Dataset items
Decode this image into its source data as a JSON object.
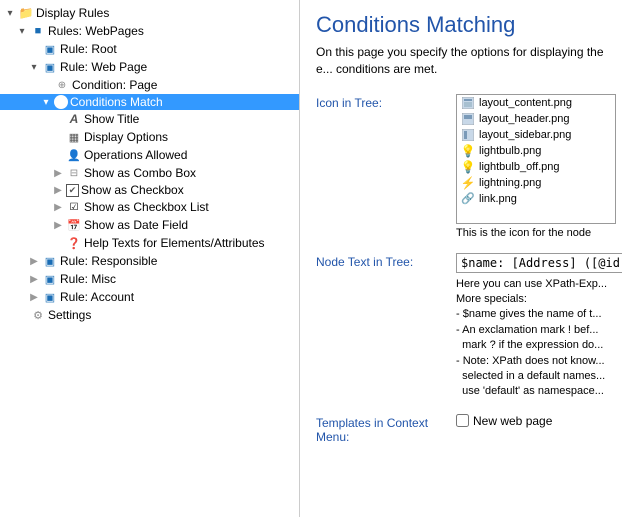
{
  "leftPanel": {
    "items": [
      {
        "id": "display-rules",
        "label": "Display Rules",
        "indent": 0,
        "expand": "open",
        "icon": "folder",
        "selected": false
      },
      {
        "id": "rules-webpages",
        "label": "Rules: WebPages",
        "indent": 1,
        "expand": "open",
        "icon": "folder-blue",
        "selected": false
      },
      {
        "id": "rule-root",
        "label": "Rule: Root",
        "indent": 2,
        "expand": "none",
        "icon": "rule",
        "selected": false
      },
      {
        "id": "rule-webpage",
        "label": "Rule: Web Page",
        "indent": 2,
        "expand": "open",
        "icon": "rule",
        "selected": false
      },
      {
        "id": "condition-page",
        "label": "Condition: Page",
        "indent": 3,
        "expand": "none",
        "icon": "page",
        "selected": false
      },
      {
        "id": "conditions-match",
        "label": "Conditions Match",
        "indent": 3,
        "expand": "open",
        "icon": "check-green",
        "selected": true
      },
      {
        "id": "show-title",
        "label": "Show Title",
        "indent": 4,
        "expand": "none",
        "icon": "text-a",
        "selected": false
      },
      {
        "id": "display-options",
        "label": "Display Options",
        "indent": 4,
        "expand": "none",
        "icon": "display",
        "selected": false
      },
      {
        "id": "operations-allowed",
        "label": "Operations Allowed",
        "indent": 4,
        "expand": "none",
        "icon": "ops",
        "selected": false
      },
      {
        "id": "show-combo",
        "label": "Show as Combo Box",
        "indent": 4,
        "expand": "collapsed",
        "icon": "combo",
        "selected": false
      },
      {
        "id": "show-checkbox",
        "label": "Show as Checkbox",
        "indent": 4,
        "expand": "collapsed",
        "icon": "checkbox-checked",
        "selected": false
      },
      {
        "id": "show-checkbox-list",
        "label": "Show as Checkbox List",
        "indent": 4,
        "expand": "collapsed",
        "icon": "checkbox-list",
        "selected": false
      },
      {
        "id": "show-date",
        "label": "Show as Date Field",
        "indent": 4,
        "expand": "collapsed",
        "icon": "date",
        "selected": false
      },
      {
        "id": "help-texts",
        "label": "Help Texts for Elements/Attributes",
        "indent": 4,
        "expand": "none",
        "icon": "help",
        "selected": false
      },
      {
        "id": "rule-responsible",
        "label": "Rule: Responsible",
        "indent": 2,
        "expand": "collapsed",
        "icon": "rule",
        "selected": false
      },
      {
        "id": "rule-misc",
        "label": "Rule: Misc",
        "indent": 2,
        "expand": "collapsed",
        "icon": "rule",
        "selected": false
      },
      {
        "id": "rule-account",
        "label": "Rule: Account",
        "indent": 2,
        "expand": "collapsed",
        "icon": "rule",
        "selected": false
      },
      {
        "id": "settings",
        "label": "Settings",
        "indent": 1,
        "expand": "none",
        "icon": "settings",
        "selected": false
      }
    ]
  },
  "rightPanel": {
    "title": "Conditions Matching",
    "description": "On this page you specify the options for displaying the e... conditions are met.",
    "iconInTree": {
      "label": "Icon in Tree:",
      "items": [
        {
          "name": "layout_content.png",
          "type": "img"
        },
        {
          "name": "layout_header.png",
          "type": "img"
        },
        {
          "name": "layout_sidebar.png",
          "type": "img"
        },
        {
          "name": "lightbulb.png",
          "type": "yellow"
        },
        {
          "name": "lightbulb_off.png",
          "type": "yellow-off"
        },
        {
          "name": "lightning.png",
          "type": "lightning"
        },
        {
          "name": "link.png",
          "type": "link"
        }
      ],
      "description": "This is the icon for the node"
    },
    "nodeTextInTree": {
      "label": "Node Text in Tree:",
      "value": "$name: [Address] ([@id])",
      "helpText": "Here you can use XPath-Exp...\nMore specials:\n- $name gives the name of t...\n- An exclamation mark ! bef...\n  mark ? if the expression do...\n- Note: XPath does not know...\n  selected in a default names...\n  use 'default' as namespace..."
    },
    "templatesInContextMenu": {
      "label": "Templates in Context Menu:",
      "checkbox": false,
      "checkboxLabel": "New web page"
    }
  }
}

= Task objective =
Every record above should be written out again without change, except that the pictures are left out.

= Full answer =
Decode this image into its source data as a JSON object.
{
  "leftPanel": {
    "items": [
      {
        "id": "display-rules",
        "label": "Display Rules",
        "indent": 0,
        "expand": "open",
        "icon": "folder",
        "selected": false
      },
      {
        "id": "rules-webpages",
        "label": "Rules: WebPages",
        "indent": 1,
        "expand": "open",
        "icon": "folder-blue",
        "selected": false
      },
      {
        "id": "rule-root",
        "label": "Rule: Root",
        "indent": 2,
        "expand": "none",
        "icon": "rule",
        "selected": false
      },
      {
        "id": "rule-webpage",
        "label": "Rule: Web Page",
        "indent": 2,
        "expand": "open",
        "icon": "rule",
        "selected": false
      },
      {
        "id": "condition-page",
        "label": "Condition: Page",
        "indent": 3,
        "expand": "none",
        "icon": "page",
        "selected": false
      },
      {
        "id": "conditions-match",
        "label": "Conditions Match",
        "indent": 3,
        "expand": "open",
        "icon": "check-green",
        "selected": true
      },
      {
        "id": "show-title",
        "label": "Show Title",
        "indent": 4,
        "expand": "none",
        "icon": "text-a",
        "selected": false
      },
      {
        "id": "display-options",
        "label": "Display Options",
        "indent": 4,
        "expand": "none",
        "icon": "display",
        "selected": false
      },
      {
        "id": "operations-allowed",
        "label": "Operations Allowed",
        "indent": 4,
        "expand": "none",
        "icon": "ops",
        "selected": false
      },
      {
        "id": "show-combo",
        "label": "Show as Combo Box",
        "indent": 4,
        "expand": "collapsed",
        "icon": "combo",
        "selected": false
      },
      {
        "id": "show-checkbox",
        "label": "Show as Checkbox",
        "indent": 4,
        "expand": "collapsed",
        "icon": "checkbox-checked",
        "selected": false
      },
      {
        "id": "show-checkbox-list",
        "label": "Show as Checkbox List",
        "indent": 4,
        "expand": "collapsed",
        "icon": "checkbox-list",
        "selected": false
      },
      {
        "id": "show-date",
        "label": "Show as Date Field",
        "indent": 4,
        "expand": "collapsed",
        "icon": "date",
        "selected": false
      },
      {
        "id": "help-texts",
        "label": "Help Texts for Elements/Attributes",
        "indent": 4,
        "expand": "none",
        "icon": "help",
        "selected": false
      },
      {
        "id": "rule-responsible",
        "label": "Rule: Responsible",
        "indent": 2,
        "expand": "collapsed",
        "icon": "rule",
        "selected": false
      },
      {
        "id": "rule-misc",
        "label": "Rule: Misc",
        "indent": 2,
        "expand": "collapsed",
        "icon": "rule",
        "selected": false
      },
      {
        "id": "rule-account",
        "label": "Rule: Account",
        "indent": 2,
        "expand": "collapsed",
        "icon": "rule",
        "selected": false
      },
      {
        "id": "settings",
        "label": "Settings",
        "indent": 1,
        "expand": "none",
        "icon": "settings",
        "selected": false
      }
    ]
  },
  "rightPanel": {
    "title": "Conditions Matching",
    "description": "On this page you specify the options for displaying the e... conditions are met.",
    "iconInTree": {
      "label": "Icon in Tree:",
      "items": [
        {
          "name": "layout_content.png",
          "type": "img"
        },
        {
          "name": "layout_header.png",
          "type": "img"
        },
        {
          "name": "layout_sidebar.png",
          "type": "img"
        },
        {
          "name": "lightbulb.png",
          "type": "yellow"
        },
        {
          "name": "lightbulb_off.png",
          "type": "yellow-off"
        },
        {
          "name": "lightning.png",
          "type": "lightning"
        },
        {
          "name": "link.png",
          "type": "link"
        }
      ],
      "description": "This is the icon for the node"
    },
    "nodeTextInTree": {
      "label": "Node Text in Tree:",
      "value": "$name: [Address] ([@id])",
      "helpText": "Here you can use XPath-Exp...\nMore specials:\n- $name gives the name of t...\n- An exclamation mark ! bef...\n  mark ? if the expression do...\n- Note: XPath does not know...\n  selected in a default names...\n  use 'default' as namespace..."
    },
    "templatesInContextMenu": {
      "label": "Templates in Context Menu:",
      "checkbox": false,
      "checkboxLabel": "New web page"
    }
  }
}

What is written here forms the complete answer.